Begin

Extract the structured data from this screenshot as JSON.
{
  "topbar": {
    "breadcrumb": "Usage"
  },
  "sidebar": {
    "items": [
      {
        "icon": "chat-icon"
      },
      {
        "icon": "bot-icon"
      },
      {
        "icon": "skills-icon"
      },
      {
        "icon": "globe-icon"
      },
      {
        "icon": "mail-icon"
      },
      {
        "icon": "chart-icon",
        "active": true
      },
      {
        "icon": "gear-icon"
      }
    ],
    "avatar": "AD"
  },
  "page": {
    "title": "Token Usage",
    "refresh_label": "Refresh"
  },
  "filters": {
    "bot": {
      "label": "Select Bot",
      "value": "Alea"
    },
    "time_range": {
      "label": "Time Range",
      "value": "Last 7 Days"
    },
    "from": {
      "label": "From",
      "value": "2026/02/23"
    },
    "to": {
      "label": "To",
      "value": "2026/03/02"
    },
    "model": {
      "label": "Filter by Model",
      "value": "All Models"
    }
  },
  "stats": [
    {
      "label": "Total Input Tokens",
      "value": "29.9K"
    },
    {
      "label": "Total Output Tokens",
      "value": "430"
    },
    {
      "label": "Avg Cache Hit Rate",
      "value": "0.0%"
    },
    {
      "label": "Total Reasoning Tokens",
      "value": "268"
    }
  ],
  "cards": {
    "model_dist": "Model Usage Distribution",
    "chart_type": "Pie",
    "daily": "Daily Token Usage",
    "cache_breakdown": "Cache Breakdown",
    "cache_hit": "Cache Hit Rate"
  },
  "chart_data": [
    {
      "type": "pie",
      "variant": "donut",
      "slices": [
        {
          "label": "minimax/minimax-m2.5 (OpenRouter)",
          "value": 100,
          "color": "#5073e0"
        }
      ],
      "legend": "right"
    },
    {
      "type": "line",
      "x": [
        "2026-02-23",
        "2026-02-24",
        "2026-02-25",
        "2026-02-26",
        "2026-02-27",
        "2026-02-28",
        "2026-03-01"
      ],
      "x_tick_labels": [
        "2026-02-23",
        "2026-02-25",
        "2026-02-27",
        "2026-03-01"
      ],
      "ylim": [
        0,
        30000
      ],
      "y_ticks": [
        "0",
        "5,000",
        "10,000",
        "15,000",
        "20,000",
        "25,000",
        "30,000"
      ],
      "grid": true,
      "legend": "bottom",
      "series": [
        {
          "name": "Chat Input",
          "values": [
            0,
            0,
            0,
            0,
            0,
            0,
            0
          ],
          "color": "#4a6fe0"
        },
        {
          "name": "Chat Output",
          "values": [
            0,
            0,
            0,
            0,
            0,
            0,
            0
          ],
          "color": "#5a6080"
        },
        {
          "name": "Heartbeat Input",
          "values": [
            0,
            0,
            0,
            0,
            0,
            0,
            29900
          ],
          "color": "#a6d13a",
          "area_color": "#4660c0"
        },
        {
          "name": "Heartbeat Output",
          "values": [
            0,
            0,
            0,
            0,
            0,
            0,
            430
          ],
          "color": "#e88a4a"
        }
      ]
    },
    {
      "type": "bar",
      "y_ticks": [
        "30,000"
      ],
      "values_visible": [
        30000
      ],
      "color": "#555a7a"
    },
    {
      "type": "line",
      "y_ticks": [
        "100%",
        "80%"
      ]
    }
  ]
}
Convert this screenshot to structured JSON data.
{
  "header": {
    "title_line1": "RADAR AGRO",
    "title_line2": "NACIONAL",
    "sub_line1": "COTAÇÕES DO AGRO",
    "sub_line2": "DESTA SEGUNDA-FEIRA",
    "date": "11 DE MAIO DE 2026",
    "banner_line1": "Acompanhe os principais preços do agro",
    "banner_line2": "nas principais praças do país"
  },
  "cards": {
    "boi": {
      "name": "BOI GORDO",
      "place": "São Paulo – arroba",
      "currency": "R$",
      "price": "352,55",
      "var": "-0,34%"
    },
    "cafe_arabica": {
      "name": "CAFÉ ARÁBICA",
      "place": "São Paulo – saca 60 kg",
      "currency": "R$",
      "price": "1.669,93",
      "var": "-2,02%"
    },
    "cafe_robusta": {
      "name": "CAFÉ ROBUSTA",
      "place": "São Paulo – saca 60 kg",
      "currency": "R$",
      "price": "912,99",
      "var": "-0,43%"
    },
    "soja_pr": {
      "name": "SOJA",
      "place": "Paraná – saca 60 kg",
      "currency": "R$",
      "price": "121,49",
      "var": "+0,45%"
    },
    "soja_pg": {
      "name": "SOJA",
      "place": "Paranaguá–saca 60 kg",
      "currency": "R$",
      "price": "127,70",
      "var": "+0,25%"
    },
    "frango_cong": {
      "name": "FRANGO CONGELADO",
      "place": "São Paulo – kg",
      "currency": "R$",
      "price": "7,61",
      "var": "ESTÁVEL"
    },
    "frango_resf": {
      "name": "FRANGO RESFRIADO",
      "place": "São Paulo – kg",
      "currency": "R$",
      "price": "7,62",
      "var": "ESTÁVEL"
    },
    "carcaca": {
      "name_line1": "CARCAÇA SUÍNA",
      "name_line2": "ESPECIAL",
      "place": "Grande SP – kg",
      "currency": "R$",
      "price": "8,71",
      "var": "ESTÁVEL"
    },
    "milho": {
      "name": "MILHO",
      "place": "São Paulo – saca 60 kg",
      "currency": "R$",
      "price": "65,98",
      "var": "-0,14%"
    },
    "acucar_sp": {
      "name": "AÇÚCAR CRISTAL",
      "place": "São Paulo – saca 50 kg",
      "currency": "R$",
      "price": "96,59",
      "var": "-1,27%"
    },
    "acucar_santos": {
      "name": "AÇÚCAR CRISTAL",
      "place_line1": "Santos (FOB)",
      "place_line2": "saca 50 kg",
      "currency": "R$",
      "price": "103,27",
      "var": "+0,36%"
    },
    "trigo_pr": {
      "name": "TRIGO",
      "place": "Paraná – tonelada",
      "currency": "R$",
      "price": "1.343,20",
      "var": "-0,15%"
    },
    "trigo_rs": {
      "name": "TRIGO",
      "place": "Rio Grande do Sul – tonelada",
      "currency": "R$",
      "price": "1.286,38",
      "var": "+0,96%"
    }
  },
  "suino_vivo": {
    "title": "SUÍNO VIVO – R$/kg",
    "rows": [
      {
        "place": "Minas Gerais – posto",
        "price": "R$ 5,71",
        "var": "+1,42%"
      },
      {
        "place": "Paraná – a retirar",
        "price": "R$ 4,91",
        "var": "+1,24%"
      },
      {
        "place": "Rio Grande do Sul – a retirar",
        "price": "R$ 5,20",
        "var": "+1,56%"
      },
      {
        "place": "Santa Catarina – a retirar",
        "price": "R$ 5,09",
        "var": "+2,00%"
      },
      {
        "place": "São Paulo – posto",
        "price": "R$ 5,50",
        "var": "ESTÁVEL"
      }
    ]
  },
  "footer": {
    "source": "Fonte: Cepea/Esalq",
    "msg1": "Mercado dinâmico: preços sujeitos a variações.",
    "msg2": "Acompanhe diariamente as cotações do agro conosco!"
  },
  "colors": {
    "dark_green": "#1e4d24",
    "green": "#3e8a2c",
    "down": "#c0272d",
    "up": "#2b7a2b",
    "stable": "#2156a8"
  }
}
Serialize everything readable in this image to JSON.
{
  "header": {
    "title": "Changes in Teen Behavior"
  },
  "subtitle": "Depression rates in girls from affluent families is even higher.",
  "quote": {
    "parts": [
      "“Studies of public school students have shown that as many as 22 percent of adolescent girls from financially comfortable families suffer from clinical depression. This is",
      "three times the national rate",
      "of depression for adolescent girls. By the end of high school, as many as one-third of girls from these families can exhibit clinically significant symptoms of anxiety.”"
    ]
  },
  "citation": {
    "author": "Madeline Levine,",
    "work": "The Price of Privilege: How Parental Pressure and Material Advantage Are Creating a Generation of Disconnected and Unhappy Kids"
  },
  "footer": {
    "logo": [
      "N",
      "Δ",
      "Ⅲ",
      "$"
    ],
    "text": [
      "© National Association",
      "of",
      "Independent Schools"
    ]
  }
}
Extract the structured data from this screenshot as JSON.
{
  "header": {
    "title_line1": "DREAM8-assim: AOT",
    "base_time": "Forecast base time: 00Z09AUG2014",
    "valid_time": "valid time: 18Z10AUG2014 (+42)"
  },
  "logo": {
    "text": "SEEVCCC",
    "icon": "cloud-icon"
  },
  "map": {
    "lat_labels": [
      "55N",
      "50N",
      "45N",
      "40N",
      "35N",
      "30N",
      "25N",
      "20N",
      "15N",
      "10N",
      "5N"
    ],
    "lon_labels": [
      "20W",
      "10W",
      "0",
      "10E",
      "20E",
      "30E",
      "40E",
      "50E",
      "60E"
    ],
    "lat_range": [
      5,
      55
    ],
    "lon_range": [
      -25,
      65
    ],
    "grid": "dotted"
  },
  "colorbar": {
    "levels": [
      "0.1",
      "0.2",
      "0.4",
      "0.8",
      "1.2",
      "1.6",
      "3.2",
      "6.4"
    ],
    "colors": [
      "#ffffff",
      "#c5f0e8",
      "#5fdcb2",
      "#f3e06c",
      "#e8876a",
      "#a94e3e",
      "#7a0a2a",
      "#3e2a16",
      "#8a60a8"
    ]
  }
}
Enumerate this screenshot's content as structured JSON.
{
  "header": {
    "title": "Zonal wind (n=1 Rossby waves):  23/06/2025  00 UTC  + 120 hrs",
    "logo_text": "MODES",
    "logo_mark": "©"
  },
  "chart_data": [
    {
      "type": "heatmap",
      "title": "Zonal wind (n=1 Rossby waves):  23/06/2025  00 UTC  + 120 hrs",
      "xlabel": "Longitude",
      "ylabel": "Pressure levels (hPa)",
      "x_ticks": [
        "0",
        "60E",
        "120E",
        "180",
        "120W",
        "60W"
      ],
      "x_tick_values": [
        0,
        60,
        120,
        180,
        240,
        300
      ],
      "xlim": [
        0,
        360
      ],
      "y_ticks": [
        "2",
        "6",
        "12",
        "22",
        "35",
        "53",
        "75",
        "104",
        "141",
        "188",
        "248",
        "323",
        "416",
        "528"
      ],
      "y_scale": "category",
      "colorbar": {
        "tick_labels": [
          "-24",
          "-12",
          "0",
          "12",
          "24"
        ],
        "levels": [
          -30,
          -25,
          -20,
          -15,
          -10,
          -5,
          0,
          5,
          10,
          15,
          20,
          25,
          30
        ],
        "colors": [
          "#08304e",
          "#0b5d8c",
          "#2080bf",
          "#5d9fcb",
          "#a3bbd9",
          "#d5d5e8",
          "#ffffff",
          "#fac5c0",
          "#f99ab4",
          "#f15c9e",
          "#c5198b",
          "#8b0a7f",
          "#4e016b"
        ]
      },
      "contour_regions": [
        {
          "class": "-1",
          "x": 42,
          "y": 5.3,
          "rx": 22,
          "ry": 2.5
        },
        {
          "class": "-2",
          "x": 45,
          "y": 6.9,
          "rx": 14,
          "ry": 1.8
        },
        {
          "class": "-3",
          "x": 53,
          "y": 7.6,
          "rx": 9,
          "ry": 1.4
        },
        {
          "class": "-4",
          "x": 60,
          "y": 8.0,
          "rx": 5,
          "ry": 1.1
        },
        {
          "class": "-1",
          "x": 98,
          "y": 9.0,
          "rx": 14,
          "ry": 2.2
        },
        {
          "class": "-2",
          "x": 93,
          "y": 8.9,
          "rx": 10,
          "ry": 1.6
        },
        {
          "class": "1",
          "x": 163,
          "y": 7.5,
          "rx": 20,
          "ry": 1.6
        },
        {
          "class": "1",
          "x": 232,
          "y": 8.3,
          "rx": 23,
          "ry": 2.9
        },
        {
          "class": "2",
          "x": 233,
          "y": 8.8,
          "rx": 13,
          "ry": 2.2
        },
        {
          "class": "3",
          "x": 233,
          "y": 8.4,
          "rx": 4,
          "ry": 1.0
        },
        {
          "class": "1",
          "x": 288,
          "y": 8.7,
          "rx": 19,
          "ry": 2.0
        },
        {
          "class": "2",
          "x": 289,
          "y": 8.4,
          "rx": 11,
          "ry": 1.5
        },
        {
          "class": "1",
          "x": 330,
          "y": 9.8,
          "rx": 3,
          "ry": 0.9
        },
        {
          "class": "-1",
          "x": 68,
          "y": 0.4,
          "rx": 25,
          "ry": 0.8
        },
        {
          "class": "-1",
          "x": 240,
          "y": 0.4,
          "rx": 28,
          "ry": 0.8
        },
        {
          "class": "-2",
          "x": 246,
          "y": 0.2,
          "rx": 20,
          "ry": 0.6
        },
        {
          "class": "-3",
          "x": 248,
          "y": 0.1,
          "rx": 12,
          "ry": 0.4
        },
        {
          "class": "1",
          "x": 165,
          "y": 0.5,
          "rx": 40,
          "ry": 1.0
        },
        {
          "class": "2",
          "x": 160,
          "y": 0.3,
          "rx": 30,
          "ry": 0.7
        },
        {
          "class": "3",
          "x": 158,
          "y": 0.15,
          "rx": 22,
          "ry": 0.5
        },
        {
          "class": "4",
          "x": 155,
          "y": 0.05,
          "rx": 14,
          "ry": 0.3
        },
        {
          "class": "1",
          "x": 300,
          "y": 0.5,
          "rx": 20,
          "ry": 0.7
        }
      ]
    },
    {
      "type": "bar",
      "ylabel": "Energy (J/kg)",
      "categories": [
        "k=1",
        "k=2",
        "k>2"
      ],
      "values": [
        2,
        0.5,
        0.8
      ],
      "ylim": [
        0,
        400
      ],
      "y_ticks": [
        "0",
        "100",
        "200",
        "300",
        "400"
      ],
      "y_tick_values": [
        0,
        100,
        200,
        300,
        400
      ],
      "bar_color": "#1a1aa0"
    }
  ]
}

End

** Problem **
Show every line above in which the word "Acompanhe" occurs.

** Reply **
    "banner_line1": "Acompanhe os principais preços do agro",
    "msg2": "Acompanhe diariamente as cotações do agro conosco!"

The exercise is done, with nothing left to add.